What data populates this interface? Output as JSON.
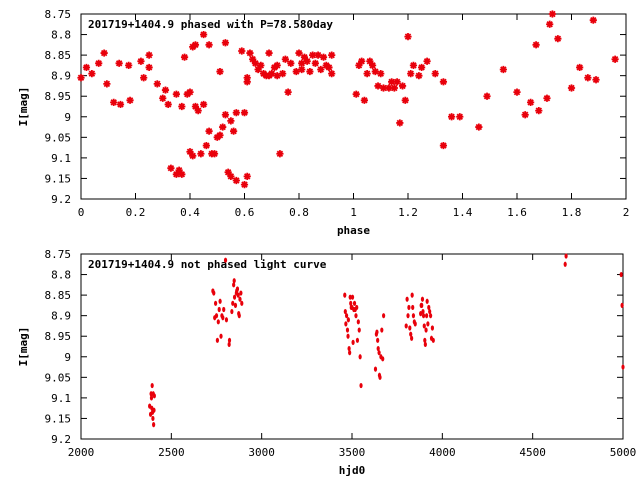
{
  "chart_data": [
    {
      "type": "scatter",
      "title": "201719+1404.9 phased with P=78.580day",
      "xlabel": "phase",
      "ylabel": "I[mag]",
      "xlim": [
        0,
        2
      ],
      "ylim": [
        8.75,
        9.2
      ],
      "y_inverted": true,
      "x_ticks": [
        "0",
        "0.2",
        "0.4",
        "0.6",
        "0.8",
        "1",
        "1.2",
        "1.4",
        "1.6",
        "1.8",
        "2"
      ],
      "y_ticks": [
        "8.75",
        "8.8",
        "8.85",
        "8.9",
        "8.95",
        "9",
        "9.05",
        "9.1",
        "9.15",
        "9.2"
      ],
      "grid": false,
      "marker": "asterisk",
      "color": "#e8000b",
      "points": [
        [
          0.0,
          8.905
        ],
        [
          0.02,
          8.88
        ],
        [
          0.04,
          8.895
        ],
        [
          0.065,
          8.87
        ],
        [
          0.085,
          8.845
        ],
        [
          0.095,
          8.92
        ],
        [
          0.12,
          8.965
        ],
        [
          0.14,
          8.87
        ],
        [
          0.145,
          8.97
        ],
        [
          0.175,
          8.875
        ],
        [
          0.18,
          8.96
        ],
        [
          0.22,
          8.865
        ],
        [
          0.23,
          8.905
        ],
        [
          0.25,
          8.85
        ],
        [
          0.25,
          8.88
        ],
        [
          0.28,
          8.92
        ],
        [
          0.3,
          8.955
        ],
        [
          0.31,
          8.935
        ],
        [
          0.32,
          8.97
        ],
        [
          0.33,
          9.125
        ],
        [
          0.35,
          8.945
        ],
        [
          0.35,
          9.14
        ],
        [
          0.36,
          9.13
        ],
        [
          0.37,
          8.975
        ],
        [
          0.37,
          9.14
        ],
        [
          0.38,
          8.855
        ],
        [
          0.39,
          8.945
        ],
        [
          0.4,
          8.94
        ],
        [
          0.4,
          9.085
        ],
        [
          0.41,
          8.83
        ],
        [
          0.41,
          9.095
        ],
        [
          0.42,
          8.825
        ],
        [
          0.42,
          8.975
        ],
        [
          0.43,
          8.985
        ],
        [
          0.44,
          9.09
        ],
        [
          0.45,
          8.97
        ],
        [
          0.45,
          8.8
        ],
        [
          0.46,
          9.07
        ],
        [
          0.47,
          8.825
        ],
        [
          0.47,
          9.035
        ],
        [
          0.48,
          9.09
        ],
        [
          0.49,
          9.09
        ],
        [
          0.5,
          9.05
        ],
        [
          0.51,
          9.045
        ],
        [
          0.51,
          8.89
        ],
        [
          0.52,
          9.025
        ],
        [
          0.53,
          8.82
        ],
        [
          0.53,
          8.995
        ],
        [
          0.54,
          9.135
        ],
        [
          0.55,
          9.01
        ],
        [
          0.55,
          9.145
        ],
        [
          0.56,
          9.035
        ],
        [
          0.57,
          9.155
        ],
        [
          0.57,
          8.99
        ],
        [
          0.59,
          8.84
        ],
        [
          0.6,
          8.99
        ],
        [
          0.6,
          9.165
        ],
        [
          0.61,
          9.145
        ],
        [
          0.61,
          8.905
        ],
        [
          0.61,
          8.915
        ],
        [
          0.62,
          8.845
        ],
        [
          0.63,
          8.86
        ],
        [
          0.64,
          8.87
        ],
        [
          0.65,
          8.885
        ],
        [
          0.66,
          8.875
        ],
        [
          0.67,
          8.895
        ],
        [
          0.68,
          8.9
        ],
        [
          0.69,
          8.845
        ],
        [
          0.69,
          8.9
        ],
        [
          0.7,
          8.895
        ],
        [
          0.71,
          8.88
        ],
        [
          0.72,
          8.9
        ],
        [
          0.72,
          8.875
        ],
        [
          0.73,
          9.09
        ],
        [
          0.74,
          8.895
        ],
        [
          0.75,
          8.86
        ],
        [
          0.76,
          8.94
        ],
        [
          0.77,
          8.87
        ],
        [
          0.79,
          8.89
        ],
        [
          0.8,
          8.845
        ],
        [
          0.81,
          8.885
        ],
        [
          0.81,
          8.87
        ],
        [
          0.82,
          8.855
        ],
        [
          0.83,
          8.865
        ],
        [
          0.84,
          8.89
        ],
        [
          0.85,
          8.85
        ],
        [
          0.86,
          8.87
        ],
        [
          0.87,
          8.85
        ],
        [
          0.88,
          8.885
        ],
        [
          0.89,
          8.855
        ],
        [
          0.9,
          8.875
        ],
        [
          0.91,
          8.88
        ],
        [
          0.92,
          8.85
        ],
        [
          0.92,
          8.895
        ],
        [
          1.01,
          8.945
        ],
        [
          1.02,
          8.875
        ],
        [
          1.03,
          8.865
        ],
        [
          1.04,
          8.96
        ],
        [
          1.05,
          8.895
        ],
        [
          1.06,
          8.865
        ],
        [
          1.07,
          8.875
        ],
        [
          1.08,
          8.89
        ],
        [
          1.09,
          8.925
        ],
        [
          1.1,
          8.895
        ],
        [
          1.11,
          8.93
        ],
        [
          1.13,
          8.93
        ],
        [
          1.14,
          8.915
        ],
        [
          1.15,
          8.93
        ],
        [
          1.16,
          8.915
        ],
        [
          1.17,
          9.015
        ],
        [
          1.18,
          8.925
        ],
        [
          1.19,
          8.96
        ],
        [
          1.2,
          8.805
        ],
        [
          1.21,
          8.895
        ],
        [
          1.22,
          8.875
        ],
        [
          1.24,
          8.9
        ],
        [
          1.25,
          8.88
        ],
        [
          1.27,
          8.865
        ],
        [
          1.3,
          8.895
        ],
        [
          1.33,
          9.07
        ],
        [
          1.33,
          8.915
        ],
        [
          1.36,
          9.0
        ],
        [
          1.39,
          9.0
        ],
        [
          1.46,
          9.025
        ],
        [
          1.49,
          8.95
        ],
        [
          1.55,
          8.885
        ],
        [
          1.6,
          8.94
        ],
        [
          1.63,
          8.995
        ],
        [
          1.65,
          8.965
        ],
        [
          1.67,
          8.825
        ],
        [
          1.68,
          8.985
        ],
        [
          1.71,
          8.955
        ],
        [
          1.72,
          8.775
        ],
        [
          1.73,
          8.75
        ],
        [
          1.75,
          8.81
        ],
        [
          1.8,
          8.93
        ],
        [
          1.83,
          8.88
        ],
        [
          1.86,
          8.905
        ],
        [
          1.88,
          8.765
        ],
        [
          1.89,
          8.91
        ],
        [
          1.96,
          8.86
        ]
      ]
    },
    {
      "type": "scatter",
      "title": "201719+1404.9 not phased light curve",
      "xlabel": "hjd0",
      "ylabel": "I[mag]",
      "xlim": [
        2000,
        5000
      ],
      "ylim": [
        8.75,
        9.2
      ],
      "y_inverted": true,
      "x_ticks": [
        "2000",
        "2500",
        "3000",
        "3500",
        "4000",
        "4500",
        "5000"
      ],
      "y_ticks": [
        "8.75",
        "8.8",
        "8.85",
        "8.9",
        "8.95",
        "9",
        "9.05",
        "9.1",
        "9.15",
        "9.2"
      ],
      "grid": false,
      "marker": "dot",
      "color": "#e8000b",
      "points": [
        [
          2380,
          9.12
        ],
        [
          2385,
          9.14
        ],
        [
          2388,
          9.09
        ],
        [
          2390,
          9.1
        ],
        [
          2392,
          9.125
        ],
        [
          2394,
          9.07
        ],
        [
          2396,
          9.135
        ],
        [
          2398,
          9.15
        ],
        [
          2400,
          9.09
        ],
        [
          2402,
          9.165
        ],
        [
          2404,
          9.13
        ],
        [
          2406,
          9.095
        ],
        [
          2730,
          8.84
        ],
        [
          2735,
          8.845
        ],
        [
          2740,
          8.905
        ],
        [
          2745,
          8.87
        ],
        [
          2750,
          8.9
        ],
        [
          2755,
          8.96
        ],
        [
          2760,
          8.915
        ],
        [
          2765,
          8.885
        ],
        [
          2770,
          8.865
        ],
        [
          2775,
          8.95
        ],
        [
          2780,
          8.9
        ],
        [
          2785,
          8.905
        ],
        [
          2790,
          8.885
        ],
        [
          2800,
          8.765
        ],
        [
          2805,
          8.91
        ],
        [
          2820,
          8.97
        ],
        [
          2822,
          8.96
        ],
        [
          2835,
          8.89
        ],
        [
          2840,
          8.87
        ],
        [
          2845,
          8.825
        ],
        [
          2848,
          8.815
        ],
        [
          2850,
          8.855
        ],
        [
          2855,
          8.875
        ],
        [
          2860,
          8.845
        ],
        [
          2862,
          8.84
        ],
        [
          2866,
          8.835
        ],
        [
          2870,
          8.85
        ],
        [
          2873,
          8.895
        ],
        [
          2876,
          8.9
        ],
        [
          2880,
          8.86
        ],
        [
          2885,
          8.845
        ],
        [
          2890,
          8.87
        ],
        [
          3460,
          8.85
        ],
        [
          3463,
          8.89
        ],
        [
          3466,
          8.92
        ],
        [
          3470,
          8.9
        ],
        [
          3475,
          8.935
        ],
        [
          3478,
          8.95
        ],
        [
          3480,
          8.91
        ],
        [
          3484,
          8.98
        ],
        [
          3487,
          8.99
        ],
        [
          3490,
          8.855
        ],
        [
          3493,
          8.87
        ],
        [
          3496,
          8.88
        ],
        [
          3500,
          8.88
        ],
        [
          3503,
          8.855
        ],
        [
          3506,
          8.965
        ],
        [
          3510,
          8.885
        ],
        [
          3514,
          8.87
        ],
        [
          3518,
          8.885
        ],
        [
          3522,
          8.9
        ],
        [
          3526,
          8.88
        ],
        [
          3530,
          8.96
        ],
        [
          3535,
          8.915
        ],
        [
          3540,
          8.935
        ],
        [
          3545,
          9.0
        ],
        [
          3550,
          9.07
        ],
        [
          3630,
          9.03
        ],
        [
          3635,
          8.945
        ],
        [
          3638,
          8.94
        ],
        [
          3642,
          8.96
        ],
        [
          3645,
          8.98
        ],
        [
          3650,
          8.99
        ],
        [
          3652,
          9.045
        ],
        [
          3655,
          9.05
        ],
        [
          3660,
          9.0
        ],
        [
          3665,
          8.935
        ],
        [
          3670,
          9.005
        ],
        [
          3675,
          8.9
        ],
        [
          3800,
          8.925
        ],
        [
          3805,
          8.86
        ],
        [
          3810,
          8.9
        ],
        [
          3815,
          8.88
        ],
        [
          3820,
          8.93
        ],
        [
          3825,
          8.945
        ],
        [
          3830,
          8.955
        ],
        [
          3833,
          8.85
        ],
        [
          3836,
          8.88
        ],
        [
          3840,
          8.9
        ],
        [
          3845,
          8.915
        ],
        [
          3850,
          8.92
        ],
        [
          3880,
          8.895
        ],
        [
          3883,
          8.875
        ],
        [
          3886,
          8.875
        ],
        [
          3890,
          8.86
        ],
        [
          3893,
          8.89
        ],
        [
          3896,
          8.9
        ],
        [
          3900,
          8.925
        ],
        [
          3903,
          8.96
        ],
        [
          3906,
          8.97
        ],
        [
          3910,
          8.935
        ],
        [
          3913,
          8.9
        ],
        [
          3916,
          8.865
        ],
        [
          3920,
          8.92
        ],
        [
          3925,
          8.88
        ],
        [
          3930,
          8.89
        ],
        [
          3935,
          8.9
        ],
        [
          3940,
          8.955
        ],
        [
          3945,
          8.93
        ],
        [
          3950,
          8.96
        ],
        [
          4680,
          8.775
        ],
        [
          4685,
          8.755
        ],
        [
          4990,
          8.8
        ],
        [
          4995,
          8.875
        ],
        [
          5000,
          9.025
        ]
      ]
    }
  ]
}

-------------------------

From the listing above, pick out each line where the word "phased" appears.

      "title": "201719+1404.9 phased with P=78.580day",
      "title": "201719+1404.9 not phased light curve",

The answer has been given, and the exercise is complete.